▸ **What you need to do**: Match the word "title". Return each line of the data below where it appears.

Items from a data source

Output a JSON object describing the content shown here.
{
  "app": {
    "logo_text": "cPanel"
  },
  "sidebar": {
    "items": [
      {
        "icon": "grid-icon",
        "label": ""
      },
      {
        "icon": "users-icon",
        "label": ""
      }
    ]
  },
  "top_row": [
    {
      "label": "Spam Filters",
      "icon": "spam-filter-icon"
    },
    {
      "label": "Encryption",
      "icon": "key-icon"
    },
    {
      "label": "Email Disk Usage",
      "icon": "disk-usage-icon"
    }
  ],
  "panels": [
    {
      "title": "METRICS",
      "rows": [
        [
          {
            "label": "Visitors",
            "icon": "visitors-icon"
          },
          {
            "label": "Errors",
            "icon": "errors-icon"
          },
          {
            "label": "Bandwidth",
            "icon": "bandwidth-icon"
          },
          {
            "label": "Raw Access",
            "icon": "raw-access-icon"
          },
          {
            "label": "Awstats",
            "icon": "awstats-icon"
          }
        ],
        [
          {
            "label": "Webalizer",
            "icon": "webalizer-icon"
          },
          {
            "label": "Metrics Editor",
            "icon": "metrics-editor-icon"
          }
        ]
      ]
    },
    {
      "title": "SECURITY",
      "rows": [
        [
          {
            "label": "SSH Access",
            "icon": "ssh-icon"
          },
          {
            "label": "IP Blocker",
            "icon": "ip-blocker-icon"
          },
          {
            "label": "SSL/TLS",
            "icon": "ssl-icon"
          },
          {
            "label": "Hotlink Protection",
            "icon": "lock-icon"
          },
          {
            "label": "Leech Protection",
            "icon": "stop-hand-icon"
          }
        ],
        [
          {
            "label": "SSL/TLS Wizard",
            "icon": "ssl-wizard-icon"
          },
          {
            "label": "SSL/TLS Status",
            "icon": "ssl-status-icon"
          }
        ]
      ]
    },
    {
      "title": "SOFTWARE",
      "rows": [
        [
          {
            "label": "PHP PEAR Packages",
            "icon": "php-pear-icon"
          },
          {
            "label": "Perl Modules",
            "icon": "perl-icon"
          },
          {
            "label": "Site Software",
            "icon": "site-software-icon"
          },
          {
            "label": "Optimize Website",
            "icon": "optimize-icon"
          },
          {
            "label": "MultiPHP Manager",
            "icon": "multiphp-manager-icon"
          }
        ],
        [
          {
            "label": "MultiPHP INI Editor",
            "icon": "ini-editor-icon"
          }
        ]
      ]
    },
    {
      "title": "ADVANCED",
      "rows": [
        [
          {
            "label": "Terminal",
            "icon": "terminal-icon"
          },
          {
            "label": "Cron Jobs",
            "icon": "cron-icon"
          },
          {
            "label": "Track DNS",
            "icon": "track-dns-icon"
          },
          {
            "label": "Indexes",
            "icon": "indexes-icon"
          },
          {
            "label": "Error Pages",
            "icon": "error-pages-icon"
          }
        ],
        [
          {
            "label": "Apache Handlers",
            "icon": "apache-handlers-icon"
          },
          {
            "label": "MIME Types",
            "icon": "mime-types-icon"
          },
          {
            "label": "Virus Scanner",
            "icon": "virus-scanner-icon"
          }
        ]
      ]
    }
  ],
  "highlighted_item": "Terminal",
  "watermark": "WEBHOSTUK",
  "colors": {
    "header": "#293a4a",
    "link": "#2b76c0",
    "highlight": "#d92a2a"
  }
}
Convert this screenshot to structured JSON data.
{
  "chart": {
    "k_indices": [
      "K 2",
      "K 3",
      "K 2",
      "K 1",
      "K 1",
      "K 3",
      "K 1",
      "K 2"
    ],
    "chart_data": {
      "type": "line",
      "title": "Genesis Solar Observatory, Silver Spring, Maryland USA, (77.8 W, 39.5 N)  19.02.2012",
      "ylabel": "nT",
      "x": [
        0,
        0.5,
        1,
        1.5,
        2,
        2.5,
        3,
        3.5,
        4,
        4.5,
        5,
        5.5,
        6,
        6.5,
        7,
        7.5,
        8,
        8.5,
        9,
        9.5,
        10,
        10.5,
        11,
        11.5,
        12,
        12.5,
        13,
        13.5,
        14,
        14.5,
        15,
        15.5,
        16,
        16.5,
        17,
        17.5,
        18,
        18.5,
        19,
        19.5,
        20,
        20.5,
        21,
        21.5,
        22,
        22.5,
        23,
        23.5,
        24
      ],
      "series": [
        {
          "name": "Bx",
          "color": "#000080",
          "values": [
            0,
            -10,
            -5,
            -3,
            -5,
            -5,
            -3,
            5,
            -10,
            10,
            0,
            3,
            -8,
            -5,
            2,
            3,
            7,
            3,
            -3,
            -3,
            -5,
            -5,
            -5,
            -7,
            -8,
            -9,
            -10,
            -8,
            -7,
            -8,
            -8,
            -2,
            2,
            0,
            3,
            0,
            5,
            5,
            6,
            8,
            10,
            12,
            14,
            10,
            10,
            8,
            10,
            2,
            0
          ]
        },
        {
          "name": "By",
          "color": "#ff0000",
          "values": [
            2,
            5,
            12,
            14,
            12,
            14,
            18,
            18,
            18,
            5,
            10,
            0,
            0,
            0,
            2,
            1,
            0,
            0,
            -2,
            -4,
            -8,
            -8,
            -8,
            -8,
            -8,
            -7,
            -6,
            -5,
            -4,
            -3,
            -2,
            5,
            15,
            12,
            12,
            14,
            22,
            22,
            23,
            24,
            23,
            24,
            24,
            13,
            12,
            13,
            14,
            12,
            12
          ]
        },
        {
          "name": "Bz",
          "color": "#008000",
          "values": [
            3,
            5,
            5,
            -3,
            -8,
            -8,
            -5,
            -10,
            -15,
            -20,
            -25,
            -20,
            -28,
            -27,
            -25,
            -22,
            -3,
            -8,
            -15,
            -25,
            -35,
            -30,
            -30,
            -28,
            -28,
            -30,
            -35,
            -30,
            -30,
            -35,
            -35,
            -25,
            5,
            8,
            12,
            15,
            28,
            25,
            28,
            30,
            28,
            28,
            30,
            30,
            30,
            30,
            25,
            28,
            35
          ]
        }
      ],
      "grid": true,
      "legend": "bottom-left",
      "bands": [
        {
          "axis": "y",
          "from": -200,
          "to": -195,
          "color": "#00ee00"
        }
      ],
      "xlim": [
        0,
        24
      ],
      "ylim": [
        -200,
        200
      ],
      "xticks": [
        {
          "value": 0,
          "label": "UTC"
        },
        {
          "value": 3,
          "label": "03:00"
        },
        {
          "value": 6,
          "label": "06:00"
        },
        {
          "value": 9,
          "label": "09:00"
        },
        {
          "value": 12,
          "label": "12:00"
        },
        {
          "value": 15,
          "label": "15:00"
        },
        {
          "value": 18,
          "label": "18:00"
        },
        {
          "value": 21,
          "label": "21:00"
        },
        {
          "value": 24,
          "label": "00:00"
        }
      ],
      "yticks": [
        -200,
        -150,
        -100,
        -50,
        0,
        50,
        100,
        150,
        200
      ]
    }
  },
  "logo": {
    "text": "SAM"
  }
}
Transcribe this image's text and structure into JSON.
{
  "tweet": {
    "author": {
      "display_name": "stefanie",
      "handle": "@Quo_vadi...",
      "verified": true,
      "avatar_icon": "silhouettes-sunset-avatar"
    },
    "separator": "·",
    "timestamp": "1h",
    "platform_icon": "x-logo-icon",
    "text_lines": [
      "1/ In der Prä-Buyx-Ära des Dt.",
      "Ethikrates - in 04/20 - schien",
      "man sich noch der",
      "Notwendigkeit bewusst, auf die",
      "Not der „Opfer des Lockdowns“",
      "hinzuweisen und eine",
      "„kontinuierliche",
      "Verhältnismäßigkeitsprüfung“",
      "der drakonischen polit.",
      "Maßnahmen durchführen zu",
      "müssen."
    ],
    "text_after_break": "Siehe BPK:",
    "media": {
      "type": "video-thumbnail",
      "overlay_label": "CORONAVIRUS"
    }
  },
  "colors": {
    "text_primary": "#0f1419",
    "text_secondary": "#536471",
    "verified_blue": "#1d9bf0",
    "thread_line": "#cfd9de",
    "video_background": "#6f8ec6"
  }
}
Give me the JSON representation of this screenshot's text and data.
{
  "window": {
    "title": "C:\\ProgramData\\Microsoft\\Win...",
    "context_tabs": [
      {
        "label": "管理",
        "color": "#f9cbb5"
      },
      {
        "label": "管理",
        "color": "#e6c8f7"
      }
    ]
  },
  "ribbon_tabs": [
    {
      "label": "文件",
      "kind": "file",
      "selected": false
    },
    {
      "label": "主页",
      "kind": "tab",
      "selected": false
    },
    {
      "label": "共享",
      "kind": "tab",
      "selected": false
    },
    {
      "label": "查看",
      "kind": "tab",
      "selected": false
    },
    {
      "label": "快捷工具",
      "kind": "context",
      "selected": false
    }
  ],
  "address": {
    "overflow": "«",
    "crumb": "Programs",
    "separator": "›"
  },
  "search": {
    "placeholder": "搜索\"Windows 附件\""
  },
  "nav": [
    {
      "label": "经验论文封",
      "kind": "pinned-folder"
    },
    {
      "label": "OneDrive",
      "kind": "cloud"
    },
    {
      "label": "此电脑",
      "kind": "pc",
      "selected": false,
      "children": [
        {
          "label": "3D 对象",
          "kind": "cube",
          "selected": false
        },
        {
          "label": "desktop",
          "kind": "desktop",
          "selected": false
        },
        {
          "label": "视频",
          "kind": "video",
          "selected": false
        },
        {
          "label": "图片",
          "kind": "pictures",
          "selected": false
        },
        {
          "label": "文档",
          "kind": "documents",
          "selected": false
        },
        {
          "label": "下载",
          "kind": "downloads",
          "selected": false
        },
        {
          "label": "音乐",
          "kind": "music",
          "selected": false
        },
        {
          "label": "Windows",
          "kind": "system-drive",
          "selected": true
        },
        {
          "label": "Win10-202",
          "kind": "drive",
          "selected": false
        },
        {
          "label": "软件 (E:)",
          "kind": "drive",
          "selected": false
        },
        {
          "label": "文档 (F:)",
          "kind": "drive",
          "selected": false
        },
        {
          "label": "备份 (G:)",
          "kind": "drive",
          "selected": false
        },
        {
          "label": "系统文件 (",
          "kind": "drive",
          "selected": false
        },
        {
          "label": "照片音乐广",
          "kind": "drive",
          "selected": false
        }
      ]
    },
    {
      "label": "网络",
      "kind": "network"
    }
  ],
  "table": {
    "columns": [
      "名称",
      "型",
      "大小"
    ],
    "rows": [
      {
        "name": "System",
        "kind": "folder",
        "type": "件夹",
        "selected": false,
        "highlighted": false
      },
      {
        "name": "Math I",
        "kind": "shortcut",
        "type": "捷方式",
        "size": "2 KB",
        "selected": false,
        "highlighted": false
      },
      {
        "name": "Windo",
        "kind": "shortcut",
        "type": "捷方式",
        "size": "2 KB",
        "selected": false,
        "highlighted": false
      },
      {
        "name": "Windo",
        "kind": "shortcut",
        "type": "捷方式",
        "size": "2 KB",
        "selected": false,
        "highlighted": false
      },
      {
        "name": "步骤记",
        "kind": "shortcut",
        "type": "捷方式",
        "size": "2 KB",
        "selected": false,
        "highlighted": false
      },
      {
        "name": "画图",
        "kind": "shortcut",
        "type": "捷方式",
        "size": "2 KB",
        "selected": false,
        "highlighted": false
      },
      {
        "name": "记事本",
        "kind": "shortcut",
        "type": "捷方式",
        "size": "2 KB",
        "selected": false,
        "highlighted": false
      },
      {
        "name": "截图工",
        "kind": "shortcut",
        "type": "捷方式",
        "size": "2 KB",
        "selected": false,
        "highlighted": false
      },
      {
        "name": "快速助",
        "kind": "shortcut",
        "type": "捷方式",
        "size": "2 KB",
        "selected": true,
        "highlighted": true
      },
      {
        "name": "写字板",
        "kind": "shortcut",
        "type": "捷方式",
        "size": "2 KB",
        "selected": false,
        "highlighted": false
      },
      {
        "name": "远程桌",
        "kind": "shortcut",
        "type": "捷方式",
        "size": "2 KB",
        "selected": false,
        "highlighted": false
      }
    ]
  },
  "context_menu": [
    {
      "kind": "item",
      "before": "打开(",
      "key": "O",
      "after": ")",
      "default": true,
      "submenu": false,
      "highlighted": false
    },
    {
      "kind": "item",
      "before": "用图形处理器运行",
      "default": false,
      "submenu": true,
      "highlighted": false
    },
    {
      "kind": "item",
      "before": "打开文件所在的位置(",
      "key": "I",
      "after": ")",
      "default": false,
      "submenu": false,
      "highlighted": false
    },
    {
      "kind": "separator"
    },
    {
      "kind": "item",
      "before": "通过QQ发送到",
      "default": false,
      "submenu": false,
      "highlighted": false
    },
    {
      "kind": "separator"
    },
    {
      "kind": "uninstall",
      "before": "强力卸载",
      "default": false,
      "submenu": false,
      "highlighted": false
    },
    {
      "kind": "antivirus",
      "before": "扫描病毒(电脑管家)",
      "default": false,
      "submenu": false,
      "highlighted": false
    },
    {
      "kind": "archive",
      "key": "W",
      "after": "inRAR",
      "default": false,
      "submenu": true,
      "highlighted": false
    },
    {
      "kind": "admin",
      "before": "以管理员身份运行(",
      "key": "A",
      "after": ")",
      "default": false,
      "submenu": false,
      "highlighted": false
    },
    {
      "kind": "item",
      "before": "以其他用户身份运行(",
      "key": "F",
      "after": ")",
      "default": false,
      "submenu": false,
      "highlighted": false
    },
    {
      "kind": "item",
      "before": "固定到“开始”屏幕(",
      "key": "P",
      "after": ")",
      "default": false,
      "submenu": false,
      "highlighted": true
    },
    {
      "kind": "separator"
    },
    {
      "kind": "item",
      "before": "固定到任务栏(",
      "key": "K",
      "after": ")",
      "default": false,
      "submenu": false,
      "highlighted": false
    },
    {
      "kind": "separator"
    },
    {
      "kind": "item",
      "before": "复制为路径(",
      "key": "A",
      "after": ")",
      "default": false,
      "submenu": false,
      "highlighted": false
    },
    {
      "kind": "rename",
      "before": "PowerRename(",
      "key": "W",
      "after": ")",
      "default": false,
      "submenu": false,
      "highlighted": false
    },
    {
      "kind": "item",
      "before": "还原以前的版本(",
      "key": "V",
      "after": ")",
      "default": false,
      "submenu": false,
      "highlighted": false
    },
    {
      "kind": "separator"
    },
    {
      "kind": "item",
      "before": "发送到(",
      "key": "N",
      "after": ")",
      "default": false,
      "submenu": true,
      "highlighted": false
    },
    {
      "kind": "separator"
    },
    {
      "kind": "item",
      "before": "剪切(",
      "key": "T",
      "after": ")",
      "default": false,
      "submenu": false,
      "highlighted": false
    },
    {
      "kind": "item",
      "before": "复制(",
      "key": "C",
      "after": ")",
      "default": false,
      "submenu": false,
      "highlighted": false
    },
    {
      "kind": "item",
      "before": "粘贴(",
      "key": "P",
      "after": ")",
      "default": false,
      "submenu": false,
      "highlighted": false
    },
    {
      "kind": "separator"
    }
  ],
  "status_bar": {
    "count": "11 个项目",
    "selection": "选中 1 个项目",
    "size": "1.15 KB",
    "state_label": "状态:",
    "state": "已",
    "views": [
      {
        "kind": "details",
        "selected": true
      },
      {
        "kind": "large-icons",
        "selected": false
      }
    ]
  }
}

▸ **Written response**:
      "title": "METRICS",
      "title": "SECURITY",
      "title": "SOFTWARE",
      "title": "ADVANCED",
      "title": "Genesis Solar Observatory, Silver Spring, Maryland USA, (77.8 W, 39.5 N)  19.02.2012",
    "title": "C:\\ProgramData\\Microsoft\\Win...",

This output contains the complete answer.